Records that describe figures
-=-=-

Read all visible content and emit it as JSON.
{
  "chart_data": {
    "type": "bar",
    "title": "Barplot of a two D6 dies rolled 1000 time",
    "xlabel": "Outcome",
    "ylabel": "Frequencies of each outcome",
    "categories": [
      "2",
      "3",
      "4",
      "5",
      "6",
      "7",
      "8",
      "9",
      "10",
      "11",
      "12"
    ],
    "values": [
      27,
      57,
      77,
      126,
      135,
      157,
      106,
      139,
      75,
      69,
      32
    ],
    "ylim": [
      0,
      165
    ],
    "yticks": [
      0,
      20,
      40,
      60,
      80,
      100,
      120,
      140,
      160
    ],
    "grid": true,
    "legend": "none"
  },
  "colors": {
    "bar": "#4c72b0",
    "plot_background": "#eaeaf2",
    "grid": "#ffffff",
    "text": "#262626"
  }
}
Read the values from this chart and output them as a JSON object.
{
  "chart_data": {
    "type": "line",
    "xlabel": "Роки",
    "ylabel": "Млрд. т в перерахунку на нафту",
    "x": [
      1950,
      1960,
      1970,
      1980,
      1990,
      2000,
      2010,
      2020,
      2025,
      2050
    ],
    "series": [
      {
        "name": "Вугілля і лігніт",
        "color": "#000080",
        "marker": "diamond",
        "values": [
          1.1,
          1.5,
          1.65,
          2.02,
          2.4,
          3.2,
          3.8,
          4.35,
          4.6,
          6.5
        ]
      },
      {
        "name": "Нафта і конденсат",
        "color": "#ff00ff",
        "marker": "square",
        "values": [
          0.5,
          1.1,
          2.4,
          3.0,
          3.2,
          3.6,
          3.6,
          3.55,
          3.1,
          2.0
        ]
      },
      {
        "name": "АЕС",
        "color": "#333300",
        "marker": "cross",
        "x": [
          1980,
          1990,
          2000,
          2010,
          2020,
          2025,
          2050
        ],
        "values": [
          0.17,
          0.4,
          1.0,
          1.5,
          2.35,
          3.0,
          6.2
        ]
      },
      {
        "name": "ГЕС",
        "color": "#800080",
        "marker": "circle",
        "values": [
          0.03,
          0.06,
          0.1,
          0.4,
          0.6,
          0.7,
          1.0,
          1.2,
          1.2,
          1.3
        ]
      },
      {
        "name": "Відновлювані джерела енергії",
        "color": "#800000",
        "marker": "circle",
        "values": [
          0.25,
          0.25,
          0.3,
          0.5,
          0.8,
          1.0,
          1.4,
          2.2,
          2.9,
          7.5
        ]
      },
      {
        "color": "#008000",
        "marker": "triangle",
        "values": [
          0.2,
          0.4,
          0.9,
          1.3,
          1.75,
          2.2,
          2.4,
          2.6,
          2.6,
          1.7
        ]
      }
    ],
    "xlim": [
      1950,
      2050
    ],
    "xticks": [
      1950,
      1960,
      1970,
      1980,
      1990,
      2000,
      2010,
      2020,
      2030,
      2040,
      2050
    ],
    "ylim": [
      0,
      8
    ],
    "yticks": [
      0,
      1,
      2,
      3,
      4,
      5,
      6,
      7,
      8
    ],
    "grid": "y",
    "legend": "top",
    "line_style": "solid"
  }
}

-=-=-

*Stated problem*
Output the listing above word for word.

*Complete answer*
Read all visible content and emit it as JSON.
{
  "chart_data": {
    "type": "bar",
    "title": "Barplot of a two D6 dies rolled 1000 time",
    "xlabel": "Outcome",
    "ylabel": "Frequencies of each outcome",
    "categories": [
      "2",
      "3",
      "4",
      "5",
      "6",
      "7",
      "8",
      "9",
      "10",
      "11",
      "12"
    ],
    "values": [
      27,
      57,
      77,
      126,
      135,
      157,
      106,
      139,
      75,
      69,
      32
    ],
    "ylim": [
      0,
      165
    ],
    "yticks": [
      0,
      20,
      40,
      60,
      80,
      100,
      120,
      140,
      160
    ],
    "grid": true,
    "legend": "none"
  },
  "colors": {
    "bar": "#4c72b0",
    "plot_background": "#eaeaf2",
    "grid": "#ffffff",
    "text": "#262626"
  }
}
Read the values from this chart and output them as a JSON object.
{
  "chart_data": {
    "type": "line",
    "xlabel": "Роки",
    "ylabel": "Млрд. т в перерахунку на нафту",
    "x": [
      1950,
      1960,
      1970,
      1980,
      1990,
      2000,
      2010,
      2020,
      2025,
      2050
    ],
    "series": [
      {
        "name": "Вугілля і лігніт",
        "color": "#000080",
        "marker": "diamond",
        "values": [
          1.1,
          1.5,
          1.65,
          2.02,
          2.4,
          3.2,
          3.8,
          4.35,
          4.6,
          6.5
        ]
      },
      {
        "name": "Нафта і конденсат",
        "color": "#ff00ff",
        "marker": "square",
        "values": [
          0.5,
          1.1,
          2.4,
          3.0,
          3.2,
          3.6,
          3.6,
          3.55,
          3.1,
          2.0
        ]
      },
      {
        "name": "АЕС",
        "color": "#333300",
        "marker": "cross",
        "x": [
          1980,
          1990,
          2000,
          2010,
          2020,
          2025,
          2050
        ],
        "values": [
          0.17,
          0.4,
          1.0,
          1.5,
          2.35,
          3.0,
          6.2
        ]
      },
      {
        "name": "ГЕС",
        "color": "#800080",
        "marker": "circle",
        "values": [
          0.03,
          0.06,
          0.1,
          0.4,
          0.6,
          0.7,
          1.0,
          1.2,
          1.2,
          1.3
        ]
      },
      {
        "name": "Відновлювані джерела енергії",
        "color": "#800000",
        "marker": "circle",
        "values": [
          0.25,
          0.25,
          0.3,
          0.5,
          0.8,
          1.0,
          1.4,
          2.2,
          2.9,
          7.5
        ]
      },
      {
        "color": "#008000",
        "marker": "triangle",
        "values": [
          0.2,
          0.4,
          0.9,
          1.3,
          1.75,
          2.2,
          2.4,
          2.6,
          2.6,
          1.7
        ]
      }
    ],
    "xlim": [
      1950,
      2050
    ],
    "xticks": [
      1950,
      1960,
      1970,
      1980,
      1990,
      2000,
      2010,
      2020,
      2030,
      2040,
      2050
    ],
    "ylim": [
      0,
      8
    ],
    "yticks": [
      0,
      1,
      2,
      3,
      4,
      5,
      6,
      7,
      8
    ],
    "grid": "y",
    "legend": "top",
    "line_style": "solid"
  }
}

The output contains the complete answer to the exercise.